## Work instructions
Omit the images. Copy each entry word for word.

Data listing
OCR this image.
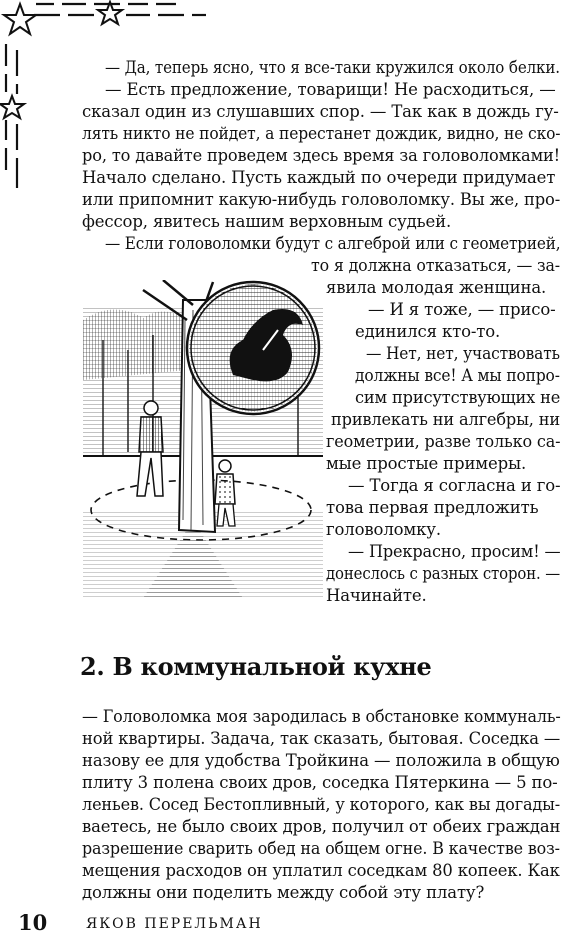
— Да, теперь ясно, что я все-таки кружился около белки.
— Есть предложение, товарищи! Не расходиться, —
сказал один из слушавших спор. — Так как в дождь гу-
лять никто не пойдет, а перестанет дождик, видно, не ско-
ро, то давайте проведем здесь время за головоломками!
Начало сделано. Пусть каждый по очереди придумает
или припомнит какую-нибудь головоломку. Вы же, про-
фессор, явитесь нашим верховным судьей.
— Если головоломки будут с алгеброй или с геометрией,
то я должна отказаться, — за-
явила молодая женщина.
— И я тоже, — присо-
единился кто-то.
— Нет, нет, участвовать
должны все! А мы попро-
сим присутствующих не
привлекать ни алгебры, ни
геометрии, разве только са-
мые простые примеры.
— Тогда я согласна и го-
това первая предложить
головоломку.
— Прекрасно, просим! —
донеслось с разных сторон. —
Начинайте.
2. В коммунальной кухне
— Головоломка моя зародилась в обстановке коммуналь-
ной квартиры. Задача, так сказать, бытовая. Соседка —
назову ее для удобства Тройкина — положила в общую
плиту 3 полена своих дров, соседка Пятеркина — 5 по-
леньев. Сосед Бестопливный, у которого, как вы догады-
ваетесь, не было своих дров, получил от обеих граждан
разрешение сварить обед на общем огне. В качестве воз-
мещения расходов он уплатил соседкам 80 копеек. Как
должны они поделить между собой эту плату?
10	ЯКОВ ПЕРЕЛЬМАН
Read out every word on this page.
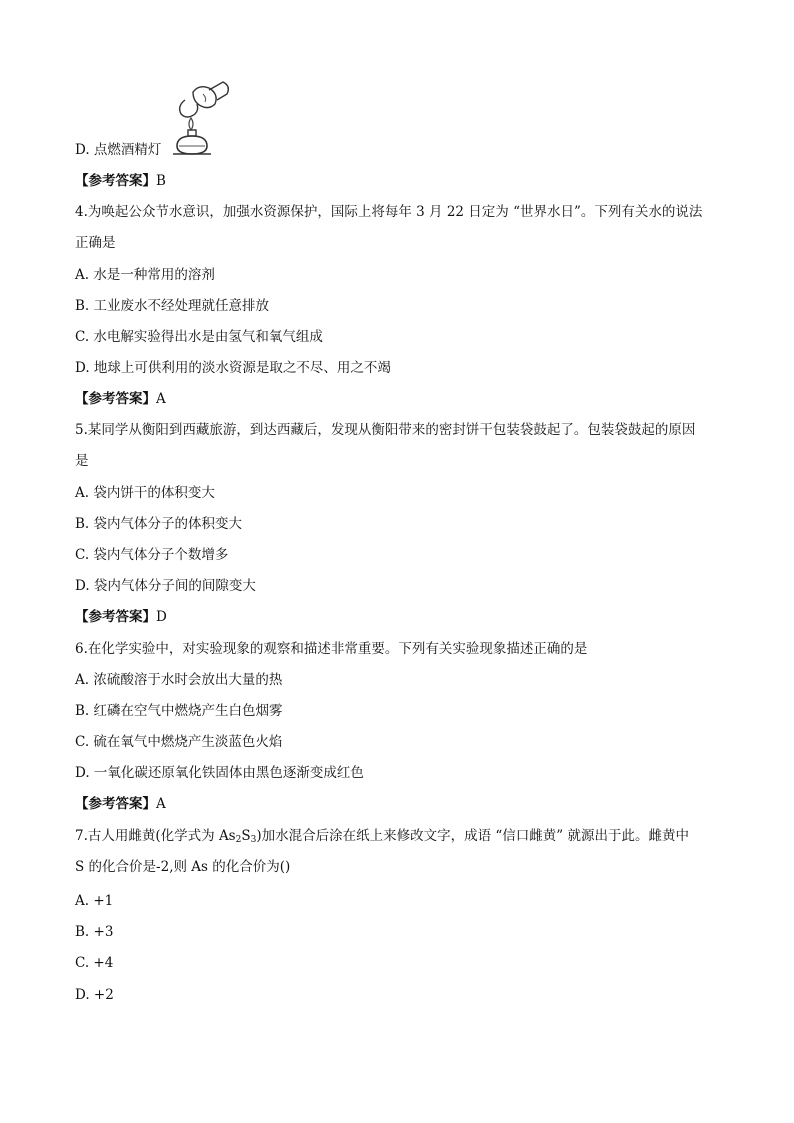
D. 点燃酒精灯
【参考答案】B
4.为唤起公众节水意识，加强水资源保护，国际上将每年 3 月 22 日定为 “世界水日”。下列有关水的说法
正确是
A. 水是一种常用的溶剂
B. 工业废水不经处理就任意排放
C. 水电解实验得出水是由氢气和氧气组成
D. 地球上可供利用的淡水资源是取之不尽、用之不竭
【参考答案】A
5.某同学从衡阳到西藏旅游，到达西藏后，发现从衡阳带来的密封饼干包装袋鼓起了。包装袋鼓起的原因
是
A. 袋内饼干的体积变大
B. 袋内气体分子的体积变大
C. 袋内气体分子个数增多
D. 袋内气体分子间的间隙变大
【参考答案】D
6.在化学实验中，对实验现象的观察和描述非常重要。下列有关实验现象描述正确的是
A. 浓硫酸溶于水时会放出大量的热
B. 红磷在空气中燃烧产生白色烟雾
C. 硫在氧气中燃烧产生淡蓝色火焰
D. 一氧化碳还原氧化铁固体由黑色逐渐变成红色
【参考答案】A
7.古人用雌黄(化学式为 $As_2S_3$)加水混合后涂在纸上来修改文字，成语 “信口雌黄” 就源出于此。雌黄中
S 的化合价是-2,则 As 的化合价为()
A. +1
B. +3
C. +4
D. +2
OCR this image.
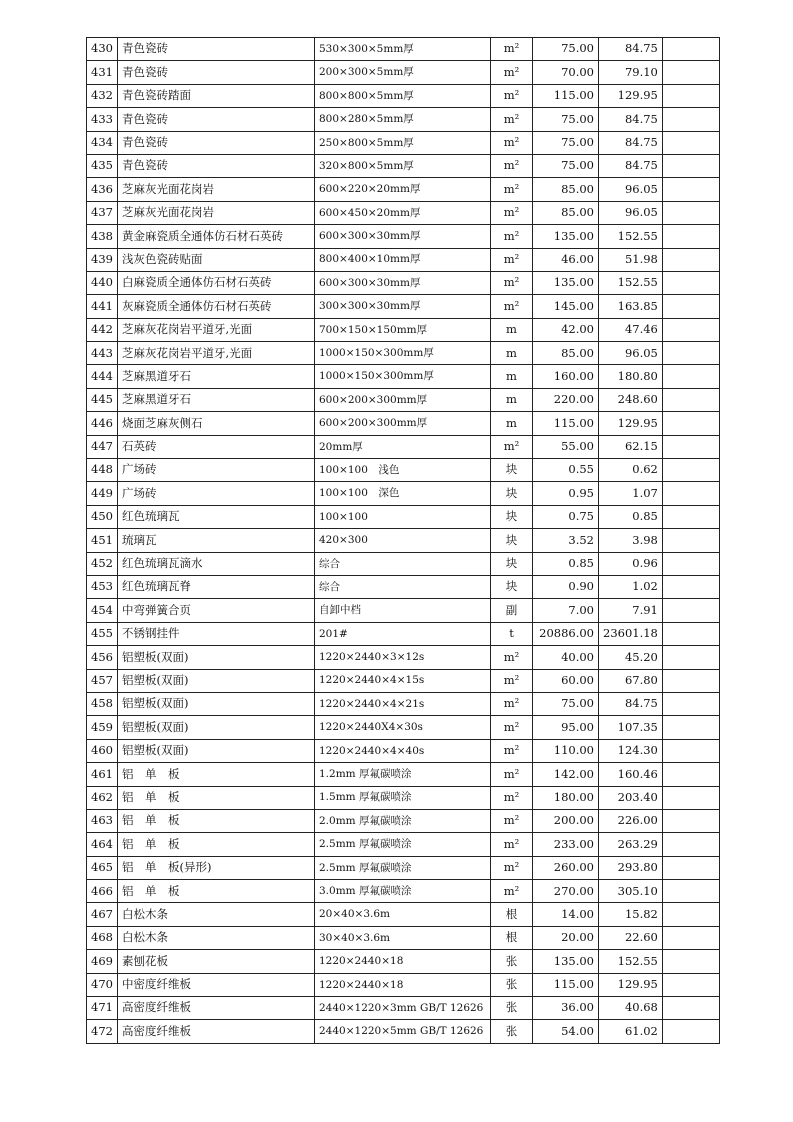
430	青色瓷砖	530×300×5mm厚	m²	75.00	84.75	
431	青色瓷砖	200×300×5mm厚	m²	70.00	79.10	
432	青色瓷砖踏面	800×800×5mm厚	m²	115.00	129.95	
433	青色瓷砖	800×280×5mm厚	m²	75.00	84.75	
434	青色瓷砖	250×800×5mm厚	m²	75.00	84.75	
435	青色瓷砖	320×800×5mm厚	m²	75.00	84.75	
436	芝麻灰光面花岗岩	600×220×20mm厚	m²	85.00	96.05	
437	芝麻灰光面花岗岩	600×450×20mm厚	m²	85.00	96.05	
438	黄金麻瓷质全通体仿石材石英砖	600×300×30mm厚	m²	135.00	152.55	
439	浅灰色瓷砖贴面	800×400×10mm厚	m²	46.00	51.98	
440	白麻瓷质全通体仿石材石英砖	600×300×30mm厚	m²	135.00	152.55	
441	灰麻瓷质全通体仿石材石英砖	300×300×30mm厚	m²	145.00	163.85	
442	芝麻灰花岗岩平道牙,光面	700×150×150mm厚	m	42.00	47.46	
443	芝麻灰花岗岩平道牙,光面	1000×150×300mm厚	m	85.00	96.05	
444	芝麻黑道牙石	1000×150×300mm厚	m	160.00	180.80	
445	芝麻黑道牙石	600×200×300mm厚	m	220.00	248.60	
446	烧面芝麻灰侧石	600×200×300mm厚	m	115.00	129.95	
447	石英砖	20mm厚	m²	55.00	62.15	
448	广场砖	100×100　浅色	块	0.55	0.62	
449	广场砖	100×100　深色	块	0.95	1.07	
450	红色琉璃瓦	100×100	块	0.75	0.85	
451	琉璃瓦	420×300	块	3.52	3.98	
452	红色琉璃瓦滴水	综合	块	0.85	0.96	
453	红色琉璃瓦脊	综合	块	0.90	1.02	
454	中弯弹簧合页	自卸中档	副	7.00	7.91	
455	不锈钢挂件	201#	t	20886.00	23601.18	
456	铝塑板(双面)	1220×2440×3×12s	m²	40.00	45.20	
457	铝塑板(双面)	1220×2440×4×15s	m²	60.00	67.80	
458	铝塑板(双面)	1220×2440×4×21s	m²	75.00	84.75	
459	铝塑板(双面)	1220×2440X4×30s	m²	95.00	107.35	
460	铝塑板(双面)	1220×2440×4×40s	m²	110.00	124.30	
461	铝　单　板	1.2mm 厚氟碳喷涂	m²	142.00	160.46	
462	铝　单　板	1.5mm 厚氟碳喷涂	m²	180.00	203.40	
463	铝　单　板	2.0mm 厚氟碳喷涂	m²	200.00	226.00	
464	铝　单　板	2.5mm 厚氟碳喷涂	m²	233.00	263.29	
465	铝　单　板(异形)	2.5mm 厚氟碳喷涂	m²	260.00	293.80	
466	铝　单　板	3.0mm 厚氟碳喷涂	m²	270.00	305.10	
467	白松木条	20×40×3.6m	根	14.00	15.82	
468	白松木条	30×40×3.6m	根	20.00	22.60	
469	素刨花板	1220×2440×18	张	135.00	152.55	
470	中密度纤维板	1220×2440×18	张	115.00	129.95	
471	高密度纤维板	2440×1220×3mm GB/T 12626	张	36.00	40.68	
472	高密度纤维板	2440×1220×5mm GB/T 12626	张	54.00	61.02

## Exercise solution
OCR this image.
— Да, теперь ясно, что я все-таки кружился около белки.
— Есть предложение, товарищи! Не расходиться, —
сказал один из слушавших спор. — Так как в дождь гу-
лять никто не пойдет, а перестанет дождик, видно, не ско-
ро, то давайте проведем здесь время за головоломками!
Начало сделано. Пусть каждый по очереди придумает
или припомнит какую-нибудь головоломку. Вы же, про-
фессор, явитесь нашим верховным судьей.
— Если головоломки будут с алгеброй или с геометрией,
то я должна отказаться, — за-
явила молодая женщина.
— И я тоже, — присо-
единился кто-то.
— Нет, нет, участвовать
должны все! А мы попро-
сим присутствующих не
привлекать ни алгебры, ни
геометрии, разве только са-
мые простые примеры.
— Тогда я согласна и го-
това первая предложить
головоломку.
— Прекрасно, просим! —
донеслось с разных сторон. —
Начинайте.
2. В коммунальной кухне
— Головоломка моя зародилась в обстановке коммуналь-
ной квартиры. Задача, так сказать, бытовая. Соседка —
назову ее для удобства Тройкина — положила в общую
плиту 3 полена своих дров, соседка Пятеркина — 5 по-
леньев. Сосед Бестопливный, у которого, как вы догады-
ваетесь, не было своих дров, получил от обеих граждан
разрешение сварить обед на общем огне. В качестве воз-
мещения расходов он уплатил соседкам 80 копеек. Как
должны они поделить между собой эту плату?
10	ЯКОВ ПЕРЕЛЬМАН
Read out every word on this page.
D. 点燃酒精灯
【参考答案】B
4.为唤起公众节水意识，加强水资源保护，国际上将每年 3 月 22 日定为 “世界水日”。下列有关水的说法
正确是
A. 水是一种常用的溶剂
B. 工业废水不经处理就任意排放
C. 水电解实验得出水是由氢气和氧气组成
D. 地球上可供利用的淡水资源是取之不尽、用之不竭
【参考答案】A
5.某同学从衡阳到西藏旅游，到达西藏后，发现从衡阳带来的密封饼干包装袋鼓起了。包装袋鼓起的原因
是
A. 袋内饼干的体积变大
B. 袋内气体分子的体积变大
C. 袋内气体分子个数增多
D. 袋内气体分子间的间隙变大
【参考答案】D
6.在化学实验中，对实验现象的观察和描述非常重要。下列有关实验现象描述正确的是
A. 浓硫酸溶于水时会放出大量的热
B. 红磷在空气中燃烧产生白色烟雾
C. 硫在氧气中燃烧产生淡蓝色火焰
D. 一氧化碳还原氧化铁固体由黑色逐渐变成红色
【参考答案】A
7.古人用雌黄(化学式为 $As_2S_3$)加水混合后涂在纸上来修改文字，成语 “信口雌黄” 就源出于此。雌黄中
S 的化合价是-2,则 As 的化合价为()
A. +1
B. +3
C. +4
D. +2
OCR this image.
430	青色瓷砖	530×300×5mm厚	m²	75.00	84.75	
431	青色瓷砖	200×300×5mm厚	m²	70.00	79.10	
432	青色瓷砖踏面	800×800×5mm厚	m²	115.00	129.95	
433	青色瓷砖	800×280×5mm厚	m²	75.00	84.75	
434	青色瓷砖	250×800×5mm厚	m²	75.00	84.75	
435	青色瓷砖	320×800×5mm厚	m²	75.00	84.75	
436	芝麻灰光面花岗岩	600×220×20mm厚	m²	85.00	96.05	
437	芝麻灰光面花岗岩	600×450×20mm厚	m²	85.00	96.05	
438	黄金麻瓷质全通体仿石材石英砖	600×300×30mm厚	m²	135.00	152.55	
439	浅灰色瓷砖贴面	800×400×10mm厚	m²	46.00	51.98	
440	白麻瓷质全通体仿石材石英砖	600×300×30mm厚	m²	135.00	152.55	
441	灰麻瓷质全通体仿石材石英砖	300×300×30mm厚	m²	145.00	163.85	
442	芝麻灰花岗岩平道牙,光面	700×150×150mm厚	m	42.00	47.46	
443	芝麻灰花岗岩平道牙,光面	1000×150×300mm厚	m	85.00	96.05	
444	芝麻黑道牙石	1000×150×300mm厚	m	160.00	180.80	
445	芝麻黑道牙石	600×200×300mm厚	m	220.00	248.60	
446	烧面芝麻灰侧石	600×200×300mm厚	m	115.00	129.95	
447	石英砖	20mm厚	m²	55.00	62.15	
448	广场砖	100×100　浅色	块	0.55	0.62	
449	广场砖	100×100　深色	块	0.95	1.07	
450	红色琉璃瓦	100×100	块	0.75	0.85	
451	琉璃瓦	420×300	块	3.52	3.98	
452	红色琉璃瓦滴水	综合	块	0.85	0.96	
453	红色琉璃瓦脊	综合	块	0.90	1.02	
454	中弯弹簧合页	自卸中档	副	7.00	7.91	
455	不锈钢挂件	201#	t	20886.00	23601.18	
456	铝塑板(双面)	1220×2440×3×12s	m²	40.00	45.20	
457	铝塑板(双面)	1220×2440×4×15s	m²	60.00	67.80	
458	铝塑板(双面)	1220×2440×4×21s	m²	75.00	84.75	
459	铝塑板(双面)	1220×2440X4×30s	m²	95.00	107.35	
460	铝塑板(双面)	1220×2440×4×40s	m²	110.00	124.30	
461	铝　单　板	1.2mm 厚氟碳喷涂	m²	142.00	160.46	
462	铝　单　板	1.5mm 厚氟碳喷涂	m²	180.00	203.40	
463	铝　单　板	2.0mm 厚氟碳喷涂	m²	200.00	226.00	
464	铝　单　板	2.5mm 厚氟碳喷涂	m²	233.00	263.29	
465	铝　单　板(异形)	2.5mm 厚氟碳喷涂	m²	260.00	293.80	
466	铝　单　板	3.0mm 厚氟碳喷涂	m²	270.00	305.10	
467	白松木条	20×40×3.6m	根	14.00	15.82	
468	白松木条	30×40×3.6m	根	20.00	22.60	
469	素刨花板	1220×2440×18	张	135.00	152.55	
470	中密度纤维板	1220×2440×18	张	115.00	129.95	
471	高密度纤维板	2440×1220×3mm GB/T 12626	张	36.00	40.68	
472	高密度纤维板	2440×1220×5mm GB/T 12626	张	54.00	61.02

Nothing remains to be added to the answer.